Exercise goal: All entries below are to be set down again, identical to the source.
* begin Extracted material *
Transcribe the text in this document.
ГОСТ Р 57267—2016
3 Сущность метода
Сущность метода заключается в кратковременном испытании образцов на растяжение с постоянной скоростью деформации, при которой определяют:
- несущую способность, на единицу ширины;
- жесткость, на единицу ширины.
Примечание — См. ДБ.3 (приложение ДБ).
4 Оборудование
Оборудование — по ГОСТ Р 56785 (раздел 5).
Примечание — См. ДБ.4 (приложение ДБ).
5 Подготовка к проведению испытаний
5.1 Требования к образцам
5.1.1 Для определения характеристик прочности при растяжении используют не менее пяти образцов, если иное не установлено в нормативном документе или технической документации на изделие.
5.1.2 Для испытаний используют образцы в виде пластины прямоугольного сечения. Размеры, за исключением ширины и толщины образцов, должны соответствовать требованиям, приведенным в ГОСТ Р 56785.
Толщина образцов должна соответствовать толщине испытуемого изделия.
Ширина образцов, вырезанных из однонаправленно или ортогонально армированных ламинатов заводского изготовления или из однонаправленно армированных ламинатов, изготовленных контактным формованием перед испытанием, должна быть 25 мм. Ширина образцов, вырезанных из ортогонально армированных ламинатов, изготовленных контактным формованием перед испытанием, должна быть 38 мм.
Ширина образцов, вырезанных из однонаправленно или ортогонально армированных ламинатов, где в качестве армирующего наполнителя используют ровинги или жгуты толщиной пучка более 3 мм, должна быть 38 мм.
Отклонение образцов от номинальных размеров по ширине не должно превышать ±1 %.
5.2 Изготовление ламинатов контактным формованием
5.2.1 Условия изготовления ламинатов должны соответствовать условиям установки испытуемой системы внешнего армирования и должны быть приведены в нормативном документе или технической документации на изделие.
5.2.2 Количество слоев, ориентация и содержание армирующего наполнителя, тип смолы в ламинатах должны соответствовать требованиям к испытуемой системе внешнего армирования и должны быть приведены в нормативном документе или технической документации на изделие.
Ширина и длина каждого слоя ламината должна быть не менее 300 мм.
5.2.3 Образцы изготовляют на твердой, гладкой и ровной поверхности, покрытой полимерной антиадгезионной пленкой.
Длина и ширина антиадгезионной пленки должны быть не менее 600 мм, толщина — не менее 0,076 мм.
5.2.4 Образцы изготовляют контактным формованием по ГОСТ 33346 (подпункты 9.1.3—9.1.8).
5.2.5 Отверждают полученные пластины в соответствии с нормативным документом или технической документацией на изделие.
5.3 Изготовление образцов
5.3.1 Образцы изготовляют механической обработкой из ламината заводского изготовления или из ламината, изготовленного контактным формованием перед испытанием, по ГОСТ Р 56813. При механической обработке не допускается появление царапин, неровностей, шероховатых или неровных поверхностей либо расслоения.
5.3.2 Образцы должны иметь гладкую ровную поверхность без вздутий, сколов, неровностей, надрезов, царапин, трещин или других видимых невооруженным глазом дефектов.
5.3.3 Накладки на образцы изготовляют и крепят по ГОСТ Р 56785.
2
* end Extracted material *
Exercise output:
Transcribe the text in this document.
ГОСТ Р 57267—2016
3 Сущность метода
Сущность метода заключается в кратковременном испытании образцов на растяжение с постоянной скоростью деформации, при которой определяют:
- несущую способность, на единицу ширины;
- жесткость, на единицу ширины.
Примечание — См. ДБ.3 (приложение ДБ).
4 Оборудование
Оборудование — по ГОСТ Р 56785 (раздел 5).
Примечание — См. ДБ.4 (приложение ДБ).
5 Подготовка к проведению испытаний
5.1 Требования к образцам
5.1.1 Для определения характеристик прочности при растяжении используют не менее пяти образцов, если иное не установлено в нормативном документе или технической документации на изделие.
5.1.2 Для испытаний используют образцы в виде пластины прямоугольного сечения. Размеры, за исключением ширины и толщины образцов, должны соответствовать требованиям, приведенным в ГОСТ Р 56785.
Толщина образцов должна соответствовать толщине испытуемого изделия.
Ширина образцов, вырезанных из однонаправленно или ортогонально армированных ламинатов заводского изготовления или из однонаправленно армированных ламинатов, изготовленных контактным формованием перед испытанием, должна быть 25 мм. Ширина образцов, вырезанных из ортогонально армированных ламинатов, изготовленных контактным формованием перед испытанием, должна быть 38 мм.
Ширина образцов, вырезанных из однонаправленно или ортогонально армированных ламинатов, где в качестве армирующего наполнителя используют ровинги или жгуты толщиной пучка более 3 мм, должна быть 38 мм.
Отклонение образцов от номинальных размеров по ширине не должно превышать ±1 %.
5.2 Изготовление ламинатов контактным формованием
5.2.1 Условия изготовления ламинатов должны соответствовать условиям установки испытуемой системы внешнего армирования и должны быть приведены в нормативном документе или технической документации на изделие.
5.2.2 Количество слоев, ориентация и содержание армирующего наполнителя, тип смолы в ламинатах должны соответствовать требованиям к испытуемой системе внешнего армирования и должны быть приведены в нормативном документе или технической документации на изделие.
Ширина и длина каждого слоя ламината должна быть не менее 300 мм.
5.2.3 Образцы изготовляют на твердой, гладкой и ровной поверхности, покрытой полимерной антиадгезионной пленкой.
Длина и ширина антиадгезионной пленки должны быть не менее 600 мм, толщина — не менее 0,076 мм.
5.2.4 Образцы изготовляют контактным формованием по ГОСТ 33346 (подпункты 9.1.3—9.1.8).
5.2.5 Отверждают полученные пластины в соответствии с нормативным документом или технической документацией на изделие.
5.3 Изготовление образцов
5.3.1 Образцы изготовляют механической обработкой из ламината заводского изготовления или из ламината, изготовленного контактным формованием перед испытанием, по ГОСТ Р 56813. При механической обработке не допускается появление царапин, неровностей, шероховатых или неровных поверхностей либо расслоения.
5.3.2 Образцы должны иметь гладкую ровную поверхность без вздутий, сколов, неровностей, надрезов, царапин, трещин или других видимых невооруженным глазом дефектов.
5.3.3 Накладки на образцы изготовляют и крепят по ГОСТ Р 56785.
2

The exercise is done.